## [Exercise]
Repeat the whole listing exactly as written.

_ _ _

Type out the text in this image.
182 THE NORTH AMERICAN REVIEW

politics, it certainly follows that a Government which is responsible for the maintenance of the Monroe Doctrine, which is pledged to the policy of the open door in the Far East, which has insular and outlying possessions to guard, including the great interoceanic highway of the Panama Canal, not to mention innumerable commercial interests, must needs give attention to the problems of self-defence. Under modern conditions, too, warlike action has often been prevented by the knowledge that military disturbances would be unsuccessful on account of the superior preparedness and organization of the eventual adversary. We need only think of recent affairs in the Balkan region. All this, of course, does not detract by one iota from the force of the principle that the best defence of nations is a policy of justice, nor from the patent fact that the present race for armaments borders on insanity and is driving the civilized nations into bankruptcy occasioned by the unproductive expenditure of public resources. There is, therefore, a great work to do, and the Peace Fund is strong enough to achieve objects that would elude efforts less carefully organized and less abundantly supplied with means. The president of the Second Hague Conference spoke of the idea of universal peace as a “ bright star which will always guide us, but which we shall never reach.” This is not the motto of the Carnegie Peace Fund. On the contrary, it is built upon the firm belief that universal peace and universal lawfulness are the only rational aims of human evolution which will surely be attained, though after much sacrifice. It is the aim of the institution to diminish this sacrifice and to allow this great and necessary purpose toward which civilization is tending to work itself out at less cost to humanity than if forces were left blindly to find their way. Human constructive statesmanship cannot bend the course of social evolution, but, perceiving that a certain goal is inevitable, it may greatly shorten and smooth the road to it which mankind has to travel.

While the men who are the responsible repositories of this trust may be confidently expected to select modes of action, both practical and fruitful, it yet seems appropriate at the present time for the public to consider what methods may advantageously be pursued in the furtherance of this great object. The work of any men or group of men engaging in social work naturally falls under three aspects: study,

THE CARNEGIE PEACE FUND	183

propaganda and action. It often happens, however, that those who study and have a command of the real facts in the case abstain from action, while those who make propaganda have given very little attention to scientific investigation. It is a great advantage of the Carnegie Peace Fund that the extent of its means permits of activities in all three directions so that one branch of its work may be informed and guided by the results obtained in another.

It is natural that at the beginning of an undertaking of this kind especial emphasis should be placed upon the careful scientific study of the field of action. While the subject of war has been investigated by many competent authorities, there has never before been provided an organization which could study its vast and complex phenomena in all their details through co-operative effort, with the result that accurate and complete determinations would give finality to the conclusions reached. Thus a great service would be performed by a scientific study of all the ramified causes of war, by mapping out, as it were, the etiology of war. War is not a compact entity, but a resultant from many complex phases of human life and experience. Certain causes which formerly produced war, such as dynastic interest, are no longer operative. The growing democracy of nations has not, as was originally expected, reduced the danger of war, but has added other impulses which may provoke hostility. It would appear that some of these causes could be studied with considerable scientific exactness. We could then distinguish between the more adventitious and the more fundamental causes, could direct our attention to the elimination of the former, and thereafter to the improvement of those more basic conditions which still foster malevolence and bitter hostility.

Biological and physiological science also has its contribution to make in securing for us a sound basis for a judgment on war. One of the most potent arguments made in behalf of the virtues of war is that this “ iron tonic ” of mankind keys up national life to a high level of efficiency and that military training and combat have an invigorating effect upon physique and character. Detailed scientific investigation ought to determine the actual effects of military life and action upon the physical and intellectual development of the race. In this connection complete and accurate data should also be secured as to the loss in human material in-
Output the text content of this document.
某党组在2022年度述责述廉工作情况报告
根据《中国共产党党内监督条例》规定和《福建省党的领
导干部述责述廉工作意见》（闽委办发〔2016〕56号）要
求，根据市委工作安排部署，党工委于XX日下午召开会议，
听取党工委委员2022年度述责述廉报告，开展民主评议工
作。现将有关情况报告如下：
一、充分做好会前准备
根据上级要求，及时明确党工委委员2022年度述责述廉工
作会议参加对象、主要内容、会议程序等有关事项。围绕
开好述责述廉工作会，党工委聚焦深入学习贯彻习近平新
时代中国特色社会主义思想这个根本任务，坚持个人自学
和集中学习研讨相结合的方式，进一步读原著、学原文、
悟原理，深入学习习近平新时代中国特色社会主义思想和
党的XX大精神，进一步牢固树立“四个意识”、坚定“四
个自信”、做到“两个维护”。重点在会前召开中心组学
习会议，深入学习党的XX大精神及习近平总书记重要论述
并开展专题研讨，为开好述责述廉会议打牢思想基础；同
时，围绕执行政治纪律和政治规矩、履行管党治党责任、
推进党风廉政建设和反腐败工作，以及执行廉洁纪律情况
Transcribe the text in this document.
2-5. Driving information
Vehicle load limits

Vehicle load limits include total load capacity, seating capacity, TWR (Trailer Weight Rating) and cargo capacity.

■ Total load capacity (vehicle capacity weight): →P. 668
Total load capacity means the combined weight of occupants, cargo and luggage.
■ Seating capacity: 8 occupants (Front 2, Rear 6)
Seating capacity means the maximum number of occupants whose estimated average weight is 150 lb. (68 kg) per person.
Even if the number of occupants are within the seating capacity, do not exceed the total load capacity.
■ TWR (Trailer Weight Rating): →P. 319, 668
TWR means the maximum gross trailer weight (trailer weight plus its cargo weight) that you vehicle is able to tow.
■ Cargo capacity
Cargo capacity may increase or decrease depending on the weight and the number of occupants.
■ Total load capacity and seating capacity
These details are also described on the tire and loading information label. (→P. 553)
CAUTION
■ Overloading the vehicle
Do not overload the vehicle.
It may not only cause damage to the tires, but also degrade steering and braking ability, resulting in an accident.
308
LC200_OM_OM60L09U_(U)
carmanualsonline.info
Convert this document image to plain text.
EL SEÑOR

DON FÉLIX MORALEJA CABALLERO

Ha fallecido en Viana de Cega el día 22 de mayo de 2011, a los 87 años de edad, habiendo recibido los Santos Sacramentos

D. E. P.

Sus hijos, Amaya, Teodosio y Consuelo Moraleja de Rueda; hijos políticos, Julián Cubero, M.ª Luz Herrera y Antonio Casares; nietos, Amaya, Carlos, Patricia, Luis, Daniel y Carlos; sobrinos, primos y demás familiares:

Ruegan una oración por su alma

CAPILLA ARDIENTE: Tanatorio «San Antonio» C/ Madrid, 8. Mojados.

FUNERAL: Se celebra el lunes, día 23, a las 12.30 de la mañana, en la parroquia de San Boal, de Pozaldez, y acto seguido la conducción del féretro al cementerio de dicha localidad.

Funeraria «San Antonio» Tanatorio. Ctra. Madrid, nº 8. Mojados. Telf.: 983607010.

_ _ _

## [Solution]
Type out the text in this image.
182 THE NORTH AMERICAN REVIEW

politics, it certainly follows that a Government which is responsible for the maintenance of the Monroe Doctrine, which is pledged to the policy of the open door in the Far East, which has insular and outlying possessions to guard, including the great interoceanic highway of the Panama Canal, not to mention innumerable commercial interests, must needs give attention to the problems of self-defence. Under modern conditions, too, warlike action has often been prevented by the knowledge that military disturbances would be unsuccessful on account of the superior preparedness and organization of the eventual adversary. We need only think of recent affairs in the Balkan region. All this, of course, does not detract by one iota from the force of the principle that the best defence of nations is a policy of justice, nor from the patent fact that the present race for armaments borders on insanity and is driving the civilized nations into bankruptcy occasioned by the unproductive expenditure of public resources. There is, therefore, a great work to do, and the Peace Fund is strong enough to achieve objects that would elude efforts less carefully organized and less abundantly supplied with means. The president of the Second Hague Conference spoke of the idea of universal peace as a “ bright star which will always guide us, but which we shall never reach.” This is not the motto of the Carnegie Peace Fund. On the contrary, it is built upon the firm belief that universal peace and universal lawfulness are the only rational aims of human evolution which will surely be attained, though after much sacrifice. It is the aim of the institution to diminish this sacrifice and to allow this great and necessary purpose toward which civilization is tending to work itself out at less cost to humanity than if forces were left blindly to find their way. Human constructive statesmanship cannot bend the course of social evolution, but, perceiving that a certain goal is inevitable, it may greatly shorten and smooth the road to it which mankind has to travel.

While the men who are the responsible repositories of this trust may be confidently expected to select modes of action, both practical and fruitful, it yet seems appropriate at the present time for the public to consider what methods may advantageously be pursued in the furtherance of this great object. The work of any men or group of men engaging in social work naturally falls under three aspects: study,

THE CARNEGIE PEACE FUND	183

propaganda and action. It often happens, however, that those who study and have a command of the real facts in the case abstain from action, while those who make propaganda have given very little attention to scientific investigation. It is a great advantage of the Carnegie Peace Fund that the extent of its means permits of activities in all three directions so that one branch of its work may be informed and guided by the results obtained in another.

It is natural that at the beginning of an undertaking of this kind especial emphasis should be placed upon the careful scientific study of the field of action. While the subject of war has been investigated by many competent authorities, there has never before been provided an organization which could study its vast and complex phenomena in all their details through co-operative effort, with the result that accurate and complete determinations would give finality to the conclusions reached. Thus a great service would be performed by a scientific study of all the ramified causes of war, by mapping out, as it were, the etiology of war. War is not a compact entity, but a resultant from many complex phases of human life and experience. Certain causes which formerly produced war, such as dynastic interest, are no longer operative. The growing democracy of nations has not, as was originally expected, reduced the danger of war, but has added other impulses which may provoke hostility. It would appear that some of these causes could be studied with considerable scientific exactness. We could then distinguish between the more adventitious and the more fundamental causes, could direct our attention to the elimination of the former, and thereafter to the improvement of those more basic conditions which still foster malevolence and bitter hostility.

Biological and physiological science also has its contribution to make in securing for us a sound basis for a judgment on war. One of the most potent arguments made in behalf of the virtues of war is that this “ iron tonic ” of mankind keys up national life to a high level of efficiency and that military training and combat have an invigorating effect upon physique and character. Detailed scientific investigation ought to determine the actual effects of military life and action upon the physical and intellectual development of the race. In this connection complete and accurate data should also be secured as to the loss in human material in-
Output the text content of this document.
某党组在2022年度述责述廉工作情况报告
根据《中国共产党党内监督条例》规定和《福建省党的领
导干部述责述廉工作意见》（闽委办发〔2016〕56号）要
求，根据市委工作安排部署，党工委于XX日下午召开会议，
听取党工委委员2022年度述责述廉报告，开展民主评议工
作。现将有关情况报告如下：
一、充分做好会前准备
根据上级要求，及时明确党工委委员2022年度述责述廉工
作会议参加对象、主要内容、会议程序等有关事项。围绕
开好述责述廉工作会，党工委聚焦深入学习贯彻习近平新
时代中国特色社会主义思想这个根本任务，坚持个人自学
和集中学习研讨相结合的方式，进一步读原著、学原文、
悟原理，深入学习习近平新时代中国特色社会主义思想和
党的XX大精神，进一步牢固树立“四个意识”、坚定“四
个自信”、做到“两个维护”。重点在会前召开中心组学
习会议，深入学习党的XX大精神及习近平总书记重要论述
并开展专题研讨，为开好述责述廉会议打牢思想基础；同
时，围绕执行政治纪律和政治规矩、履行管党治党责任、
推进党风廉政建设和反腐败工作，以及执行廉洁纪律情况
Transcribe the text in this document.
2-5. Driving information
Vehicle load limits

Vehicle load limits include total load capacity, seating capacity, TWR (Trailer Weight Rating) and cargo capacity.

■ Total load capacity (vehicle capacity weight): →P. 668
Total load capacity means the combined weight of occupants, cargo and luggage.
■ Seating capacity: 8 occupants (Front 2, Rear 6)
Seating capacity means the maximum number of occupants whose estimated average weight is 150 lb. (68 kg) per person.
Even if the number of occupants are within the seating capacity, do not exceed the total load capacity.
■ TWR (Trailer Weight Rating): →P. 319, 668
TWR means the maximum gross trailer weight (trailer weight plus its cargo weight) that you vehicle is able to tow.
■ Cargo capacity
Cargo capacity may increase or decrease depending on the weight and the number of occupants.
■ Total load capacity and seating capacity
These details are also described on the tire and loading information label. (→P. 553)
CAUTION
■ Overloading the vehicle
Do not overload the vehicle.
It may not only cause damage to the tires, but also degrade steering and braking ability, resulting in an accident.
308
LC200_OM_OM60L09U_(U)
carmanualsonline.info
Convert this document image to plain text.
EL SEÑOR

DON FÉLIX MORALEJA CABALLERO

Ha fallecido en Viana de Cega el día 22 de mayo de 2011, a los 87 años de edad, habiendo recibido los Santos Sacramentos

D. E. P.

Sus hijos, Amaya, Teodosio y Consuelo Moraleja de Rueda; hijos políticos, Julián Cubero, M.ª Luz Herrera y Antonio Casares; nietos, Amaya, Carlos, Patricia, Luis, Daniel y Carlos; sobrinos, primos y demás familiares:

Ruegan una oración por su alma

CAPILLA ARDIENTE: Tanatorio «San Antonio» C/ Madrid, 8. Mojados.

FUNERAL: Se celebra el lunes, día 23, a las 12.30 de la mañana, en la parroquia de San Boal, de Pozaldez, y acto seguido la conducción del féretro al cementerio de dicha localidad.

Funeraria «San Antonio» Tanatorio. Ctra. Madrid, nº 8. Mojados. Telf.: 983607010.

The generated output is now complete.